What to work on. Each record is to be transcribed exactly.
═════ Raw data
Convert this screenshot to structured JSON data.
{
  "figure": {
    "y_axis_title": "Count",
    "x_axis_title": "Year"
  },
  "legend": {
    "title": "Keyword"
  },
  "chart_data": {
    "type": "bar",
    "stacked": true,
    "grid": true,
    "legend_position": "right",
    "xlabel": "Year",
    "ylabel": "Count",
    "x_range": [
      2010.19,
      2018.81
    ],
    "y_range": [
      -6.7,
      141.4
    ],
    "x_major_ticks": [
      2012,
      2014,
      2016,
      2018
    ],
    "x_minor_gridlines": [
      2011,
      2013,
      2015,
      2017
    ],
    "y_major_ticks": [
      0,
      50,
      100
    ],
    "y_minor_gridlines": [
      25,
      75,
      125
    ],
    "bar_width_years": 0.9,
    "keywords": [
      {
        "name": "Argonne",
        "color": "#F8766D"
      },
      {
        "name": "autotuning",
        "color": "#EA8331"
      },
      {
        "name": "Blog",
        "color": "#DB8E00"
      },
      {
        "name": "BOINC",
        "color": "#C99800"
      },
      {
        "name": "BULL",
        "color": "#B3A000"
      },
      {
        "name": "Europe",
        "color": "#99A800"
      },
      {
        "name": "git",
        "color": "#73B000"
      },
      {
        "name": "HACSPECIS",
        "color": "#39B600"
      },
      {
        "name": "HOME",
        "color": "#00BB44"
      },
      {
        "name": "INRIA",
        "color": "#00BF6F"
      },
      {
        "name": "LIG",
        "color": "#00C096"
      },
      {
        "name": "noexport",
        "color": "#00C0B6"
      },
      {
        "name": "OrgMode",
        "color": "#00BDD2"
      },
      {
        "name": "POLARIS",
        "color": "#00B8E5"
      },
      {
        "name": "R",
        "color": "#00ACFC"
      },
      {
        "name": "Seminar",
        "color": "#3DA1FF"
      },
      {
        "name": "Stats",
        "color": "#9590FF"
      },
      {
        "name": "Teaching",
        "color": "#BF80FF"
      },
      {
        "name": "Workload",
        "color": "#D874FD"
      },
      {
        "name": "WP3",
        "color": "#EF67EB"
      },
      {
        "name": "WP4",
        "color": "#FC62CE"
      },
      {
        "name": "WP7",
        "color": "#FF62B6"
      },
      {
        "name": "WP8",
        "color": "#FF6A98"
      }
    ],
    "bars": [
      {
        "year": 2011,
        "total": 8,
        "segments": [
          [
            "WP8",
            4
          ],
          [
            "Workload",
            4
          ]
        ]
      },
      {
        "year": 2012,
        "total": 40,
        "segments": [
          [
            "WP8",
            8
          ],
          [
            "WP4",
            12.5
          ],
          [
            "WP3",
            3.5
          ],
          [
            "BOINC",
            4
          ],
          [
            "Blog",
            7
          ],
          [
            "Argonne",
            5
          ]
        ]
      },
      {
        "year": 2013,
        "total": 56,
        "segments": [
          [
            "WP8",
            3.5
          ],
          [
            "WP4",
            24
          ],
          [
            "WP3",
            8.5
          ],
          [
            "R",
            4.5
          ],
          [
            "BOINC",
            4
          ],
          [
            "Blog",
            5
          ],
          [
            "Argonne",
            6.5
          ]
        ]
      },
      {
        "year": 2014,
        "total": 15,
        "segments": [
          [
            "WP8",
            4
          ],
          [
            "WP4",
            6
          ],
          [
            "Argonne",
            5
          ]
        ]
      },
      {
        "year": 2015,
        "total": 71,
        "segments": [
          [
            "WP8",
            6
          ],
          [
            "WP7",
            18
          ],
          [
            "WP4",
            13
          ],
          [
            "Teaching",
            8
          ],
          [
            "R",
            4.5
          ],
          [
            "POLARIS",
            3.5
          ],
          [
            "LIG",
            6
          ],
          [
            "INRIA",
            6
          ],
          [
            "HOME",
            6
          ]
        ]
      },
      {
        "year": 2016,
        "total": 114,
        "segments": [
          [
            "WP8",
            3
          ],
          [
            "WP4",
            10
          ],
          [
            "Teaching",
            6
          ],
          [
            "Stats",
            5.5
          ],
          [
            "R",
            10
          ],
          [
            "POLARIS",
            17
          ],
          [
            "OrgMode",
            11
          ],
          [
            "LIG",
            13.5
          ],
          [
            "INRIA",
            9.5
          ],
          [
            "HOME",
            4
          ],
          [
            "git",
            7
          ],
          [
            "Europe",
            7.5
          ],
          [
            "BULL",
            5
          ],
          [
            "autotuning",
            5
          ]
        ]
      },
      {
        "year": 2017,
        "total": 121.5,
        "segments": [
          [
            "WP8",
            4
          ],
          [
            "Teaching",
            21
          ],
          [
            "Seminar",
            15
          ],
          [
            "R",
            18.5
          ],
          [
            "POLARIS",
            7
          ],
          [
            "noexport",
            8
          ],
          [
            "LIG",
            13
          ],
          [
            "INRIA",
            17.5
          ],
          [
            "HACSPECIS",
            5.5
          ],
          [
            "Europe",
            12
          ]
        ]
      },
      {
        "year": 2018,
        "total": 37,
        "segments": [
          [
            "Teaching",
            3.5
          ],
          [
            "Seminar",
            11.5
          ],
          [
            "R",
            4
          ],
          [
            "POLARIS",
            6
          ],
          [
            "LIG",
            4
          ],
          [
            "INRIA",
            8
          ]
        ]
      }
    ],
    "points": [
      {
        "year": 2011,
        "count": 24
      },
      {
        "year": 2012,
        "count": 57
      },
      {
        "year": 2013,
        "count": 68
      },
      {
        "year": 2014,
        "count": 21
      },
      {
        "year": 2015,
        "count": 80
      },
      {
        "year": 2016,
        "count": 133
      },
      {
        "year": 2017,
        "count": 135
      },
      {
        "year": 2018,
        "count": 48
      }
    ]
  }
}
══════════
Solution below.
Convert this screenshot to structured JSON data.
{
  "figure": {
    "y_axis_title": "Count",
    "x_axis_title": "Year"
  },
  "legend": {
    "title": "Keyword"
  },
  "chart_data": {
    "type": "bar",
    "stacked": true,
    "grid": true,
    "legend_position": "right",
    "xlabel": "Year",
    "ylabel": "Count",
    "x_range": [
      2010.19,
      2018.81
    ],
    "y_range": [
      -6.7,
      141.4
    ],
    "x_major_ticks": [
      2012,
      2014,
      2016,
      2018
    ],
    "x_minor_gridlines": [
      2011,
      2013,
      2015,
      2017
    ],
    "y_major_ticks": [
      0,
      50,
      100
    ],
    "y_minor_gridlines": [
      25,
      75,
      125
    ],
    "bar_width_years": 0.9,
    "keywords": [
      {
        "name": "Argonne",
        "color": "#F8766D"
      },
      {
        "name": "autotuning",
        "color": "#EA8331"
      },
      {
        "name": "Blog",
        "color": "#DB8E00"
      },
      {
        "name": "BOINC",
        "color": "#C99800"
      },
      {
        "name": "BULL",
        "color": "#B3A000"
      },
      {
        "name": "Europe",
        "color": "#99A800"
      },
      {
        "name": "git",
        "color": "#73B000"
      },
      {
        "name": "HACSPECIS",
        "color": "#39B600"
      },
      {
        "name": "HOME",
        "color": "#00BB44"
      },
      {
        "name": "INRIA",
        "color": "#00BF6F"
      },
      {
        "name": "LIG",
        "color": "#00C096"
      },
      {
        "name": "noexport",
        "color": "#00C0B6"
      },
      {
        "name": "OrgMode",
        "color": "#00BDD2"
      },
      {
        "name": "POLARIS",
        "color": "#00B8E5"
      },
      {
        "name": "R",
        "color": "#00ACFC"
      },
      {
        "name": "Seminar",
        "color": "#3DA1FF"
      },
      {
        "name": "Stats",
        "color": "#9590FF"
      },
      {
        "name": "Teaching",
        "color": "#BF80FF"
      },
      {
        "name": "Workload",
        "color": "#D874FD"
      },
      {
        "name": "WP3",
        "color": "#EF67EB"
      },
      {
        "name": "WP4",
        "color": "#FC62CE"
      },
      {
        "name": "WP7",
        "color": "#FF62B6"
      },
      {
        "name": "WP8",
        "color": "#FF6A98"
      }
    ],
    "bars": [
      {
        "year": 2011,
        "total": 8,
        "segments": [
          [
            "WP8",
            4
          ],
          [
            "Workload",
            4
          ]
        ]
      },
      {
        "year": 2012,
        "total": 40,
        "segments": [
          [
            "WP8",
            8
          ],
          [
            "WP4",
            12.5
          ],
          [
            "WP3",
            3.5
          ],
          [
            "BOINC",
            4
          ],
          [
            "Blog",
            7
          ],
          [
            "Argonne",
            5
          ]
        ]
      },
      {
        "year": 2013,
        "total": 56,
        "segments": [
          [
            "WP8",
            3.5
          ],
          [
            "WP4",
            24
          ],
          [
            "WP3",
            8.5
          ],
          [
            "R",
            4.5
          ],
          [
            "BOINC",
            4
          ],
          [
            "Blog",
            5
          ],
          [
            "Argonne",
            6.5
          ]
        ]
      },
      {
        "year": 2014,
        "total": 15,
        "segments": [
          [
            "WP8",
            4
          ],
          [
            "WP4",
            6
          ],
          [
            "Argonne",
            5
          ]
        ]
      },
      {
        "year": 2015,
        "total": 71,
        "segments": [
          [
            "WP8",
            6
          ],
          [
            "WP7",
            18
          ],
          [
            "WP4",
            13
          ],
          [
            "Teaching",
            8
          ],
          [
            "R",
            4.5
          ],
          [
            "POLARIS",
            3.5
          ],
          [
            "LIG",
            6
          ],
          [
            "INRIA",
            6
          ],
          [
            "HOME",
            6
          ]
        ]
      },
      {
        "year": 2016,
        "total": 114,
        "segments": [
          [
            "WP8",
            3
          ],
          [
            "WP4",
            10
          ],
          [
            "Teaching",
            6
          ],
          [
            "Stats",
            5.5
          ],
          [
            "R",
            10
          ],
          [
            "POLARIS",
            17
          ],
          [
            "OrgMode",
            11
          ],
          [
            "LIG",
            13.5
          ],
          [
            "INRIA",
            9.5
          ],
          [
            "HOME",
            4
          ],
          [
            "git",
            7
          ],
          [
            "Europe",
            7.5
          ],
          [
            "BULL",
            5
          ],
          [
            "autotuning",
            5
          ]
        ]
      },
      {
        "year": 2017,
        "total": 121.5,
        "segments": [
          [
            "WP8",
            4
          ],
          [
            "Teaching",
            21
          ],
          [
            "Seminar",
            15
          ],
          [
            "R",
            18.5
          ],
          [
            "POLARIS",
            7
          ],
          [
            "noexport",
            8
          ],
          [
            "LIG",
            13
          ],
          [
            "INRIA",
            17.5
          ],
          [
            "HACSPECIS",
            5.5
          ],
          [
            "Europe",
            12
          ]
        ]
      },
      {
        "year": 2018,
        "total": 37,
        "segments": [
          [
            "Teaching",
            3.5
          ],
          [
            "Seminar",
            11.5
          ],
          [
            "R",
            4
          ],
          [
            "POLARIS",
            6
          ],
          [
            "LIG",
            4
          ],
          [
            "INRIA",
            8
          ]
        ]
      }
    ],
    "points": [
      {
        "year": 2011,
        "count": 24
      },
      {
        "year": 2012,
        "count": 57
      },
      {
        "year": 2013,
        "count": 68
      },
      {
        "year": 2014,
        "count": 21
      },
      {
        "year": 2015,
        "count": 80
      },
      {
        "year": 2016,
        "count": 133
      },
      {
        "year": 2017,
        "count": 135
      },
      {
        "year": 2018,
        "count": 48
      }
    ]
  }
}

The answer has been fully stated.